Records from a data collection
(begin)

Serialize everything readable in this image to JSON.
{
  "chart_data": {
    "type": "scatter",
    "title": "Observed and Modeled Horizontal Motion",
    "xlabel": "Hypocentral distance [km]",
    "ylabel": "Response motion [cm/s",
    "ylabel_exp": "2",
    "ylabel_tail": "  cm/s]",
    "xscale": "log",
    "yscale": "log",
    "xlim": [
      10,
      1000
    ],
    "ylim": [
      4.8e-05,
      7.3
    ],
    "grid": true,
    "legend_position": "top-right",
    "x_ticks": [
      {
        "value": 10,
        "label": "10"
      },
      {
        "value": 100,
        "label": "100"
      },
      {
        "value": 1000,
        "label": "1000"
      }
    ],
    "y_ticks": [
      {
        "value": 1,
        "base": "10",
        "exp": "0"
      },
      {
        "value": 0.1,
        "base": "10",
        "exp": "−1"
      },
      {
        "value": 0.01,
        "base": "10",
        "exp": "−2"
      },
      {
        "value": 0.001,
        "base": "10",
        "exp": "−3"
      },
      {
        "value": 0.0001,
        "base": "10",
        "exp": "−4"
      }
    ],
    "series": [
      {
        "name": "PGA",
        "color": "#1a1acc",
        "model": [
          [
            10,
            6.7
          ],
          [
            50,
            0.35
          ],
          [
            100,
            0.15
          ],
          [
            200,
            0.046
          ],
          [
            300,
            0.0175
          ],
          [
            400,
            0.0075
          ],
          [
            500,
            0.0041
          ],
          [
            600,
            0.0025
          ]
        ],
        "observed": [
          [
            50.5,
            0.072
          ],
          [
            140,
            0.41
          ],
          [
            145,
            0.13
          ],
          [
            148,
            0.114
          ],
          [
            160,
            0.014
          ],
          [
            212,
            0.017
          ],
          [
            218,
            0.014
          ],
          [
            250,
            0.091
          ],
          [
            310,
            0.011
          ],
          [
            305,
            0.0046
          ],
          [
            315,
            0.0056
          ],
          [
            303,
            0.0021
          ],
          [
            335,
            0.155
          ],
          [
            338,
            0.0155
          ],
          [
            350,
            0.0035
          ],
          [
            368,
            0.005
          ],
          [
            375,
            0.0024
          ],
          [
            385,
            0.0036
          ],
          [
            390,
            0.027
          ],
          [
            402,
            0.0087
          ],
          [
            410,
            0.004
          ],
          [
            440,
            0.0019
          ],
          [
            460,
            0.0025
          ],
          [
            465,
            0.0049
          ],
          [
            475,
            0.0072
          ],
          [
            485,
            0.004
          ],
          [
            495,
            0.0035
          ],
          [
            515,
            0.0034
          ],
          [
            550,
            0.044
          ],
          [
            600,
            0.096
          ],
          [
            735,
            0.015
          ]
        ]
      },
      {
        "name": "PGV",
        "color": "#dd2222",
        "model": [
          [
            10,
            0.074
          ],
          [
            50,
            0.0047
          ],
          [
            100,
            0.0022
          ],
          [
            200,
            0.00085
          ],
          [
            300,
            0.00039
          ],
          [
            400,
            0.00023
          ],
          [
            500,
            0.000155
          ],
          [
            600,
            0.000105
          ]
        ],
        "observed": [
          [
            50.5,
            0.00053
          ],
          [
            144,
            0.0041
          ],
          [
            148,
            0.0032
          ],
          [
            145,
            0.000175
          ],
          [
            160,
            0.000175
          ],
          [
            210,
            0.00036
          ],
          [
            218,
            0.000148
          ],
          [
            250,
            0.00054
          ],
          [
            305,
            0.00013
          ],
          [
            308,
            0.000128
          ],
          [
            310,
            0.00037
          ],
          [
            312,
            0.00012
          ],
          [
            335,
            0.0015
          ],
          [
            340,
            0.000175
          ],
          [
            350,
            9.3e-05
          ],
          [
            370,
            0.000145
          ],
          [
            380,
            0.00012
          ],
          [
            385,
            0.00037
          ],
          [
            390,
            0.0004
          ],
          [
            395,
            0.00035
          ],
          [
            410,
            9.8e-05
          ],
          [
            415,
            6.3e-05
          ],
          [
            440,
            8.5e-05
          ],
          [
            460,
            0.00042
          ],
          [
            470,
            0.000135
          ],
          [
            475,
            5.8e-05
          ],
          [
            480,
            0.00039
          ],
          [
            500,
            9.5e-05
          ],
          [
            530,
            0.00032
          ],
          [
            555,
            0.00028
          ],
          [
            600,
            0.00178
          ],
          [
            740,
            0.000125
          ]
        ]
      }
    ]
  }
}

(end)

Write the data back out verbatim.

• EXERCISE RESULT:
Serialize everything readable in this image to JSON.
{
  "chart_data": {
    "type": "scatter",
    "title": "Observed and Modeled Horizontal Motion",
    "xlabel": "Hypocentral distance [km]",
    "ylabel": "Response motion [cm/s",
    "ylabel_exp": "2",
    "ylabel_tail": "  cm/s]",
    "xscale": "log",
    "yscale": "log",
    "xlim": [
      10,
      1000
    ],
    "ylim": [
      4.8e-05,
      7.3
    ],
    "grid": true,
    "legend_position": "top-right",
    "x_ticks": [
      {
        "value": 10,
        "label": "10"
      },
      {
        "value": 100,
        "label": "100"
      },
      {
        "value": 1000,
        "label": "1000"
      }
    ],
    "y_ticks": [
      {
        "value": 1,
        "base": "10",
        "exp": "0"
      },
      {
        "value": 0.1,
        "base": "10",
        "exp": "−1"
      },
      {
        "value": 0.01,
        "base": "10",
        "exp": "−2"
      },
      {
        "value": 0.001,
        "base": "10",
        "exp": "−3"
      },
      {
        "value": 0.0001,
        "base": "10",
        "exp": "−4"
      }
    ],
    "series": [
      {
        "name": "PGA",
        "color": "#1a1acc",
        "model": [
          [
            10,
            6.7
          ],
          [
            50,
            0.35
          ],
          [
            100,
            0.15
          ],
          [
            200,
            0.046
          ],
          [
            300,
            0.0175
          ],
          [
            400,
            0.0075
          ],
          [
            500,
            0.0041
          ],
          [
            600,
            0.0025
          ]
        ],
        "observed": [
          [
            50.5,
            0.072
          ],
          [
            140,
            0.41
          ],
          [
            145,
            0.13
          ],
          [
            148,
            0.114
          ],
          [
            160,
            0.014
          ],
          [
            212,
            0.017
          ],
          [
            218,
            0.014
          ],
          [
            250,
            0.091
          ],
          [
            310,
            0.011
          ],
          [
            305,
            0.0046
          ],
          [
            315,
            0.0056
          ],
          [
            303,
            0.0021
          ],
          [
            335,
            0.155
          ],
          [
            338,
            0.0155
          ],
          [
            350,
            0.0035
          ],
          [
            368,
            0.005
          ],
          [
            375,
            0.0024
          ],
          [
            385,
            0.0036
          ],
          [
            390,
            0.027
          ],
          [
            402,
            0.0087
          ],
          [
            410,
            0.004
          ],
          [
            440,
            0.0019
          ],
          [
            460,
            0.0025
          ],
          [
            465,
            0.0049
          ],
          [
            475,
            0.0072
          ],
          [
            485,
            0.004
          ],
          [
            495,
            0.0035
          ],
          [
            515,
            0.0034
          ],
          [
            550,
            0.044
          ],
          [
            600,
            0.096
          ],
          [
            735,
            0.015
          ]
        ]
      },
      {
        "name": "PGV",
        "color": "#dd2222",
        "model": [
          [
            10,
            0.074
          ],
          [
            50,
            0.0047
          ],
          [
            100,
            0.0022
          ],
          [
            200,
            0.00085
          ],
          [
            300,
            0.00039
          ],
          [
            400,
            0.00023
          ],
          [
            500,
            0.000155
          ],
          [
            600,
            0.000105
          ]
        ],
        "observed": [
          [
            50.5,
            0.00053
          ],
          [
            144,
            0.0041
          ],
          [
            148,
            0.0032
          ],
          [
            145,
            0.000175
          ],
          [
            160,
            0.000175
          ],
          [
            210,
            0.00036
          ],
          [
            218,
            0.000148
          ],
          [
            250,
            0.00054
          ],
          [
            305,
            0.00013
          ],
          [
            308,
            0.000128
          ],
          [
            310,
            0.00037
          ],
          [
            312,
            0.00012
          ],
          [
            335,
            0.0015
          ],
          [
            340,
            0.000175
          ],
          [
            350,
            9.3e-05
          ],
          [
            370,
            0.000145
          ],
          [
            380,
            0.00012
          ],
          [
            385,
            0.00037
          ],
          [
            390,
            0.0004
          ],
          [
            395,
            0.00035
          ],
          [
            410,
            9.8e-05
          ],
          [
            415,
            6.3e-05
          ],
          [
            440,
            8.5e-05
          ],
          [
            460,
            0.00042
          ],
          [
            470,
            0.000135
          ],
          [
            475,
            5.8e-05
          ],
          [
            480,
            0.00039
          ],
          [
            500,
            9.5e-05
          ],
          [
            530,
            0.00032
          ],
          [
            555,
            0.00028
          ],
          [
            600,
            0.00178
          ],
          [
            740,
            0.000125
          ]
        ]
      }
    ]
  }
}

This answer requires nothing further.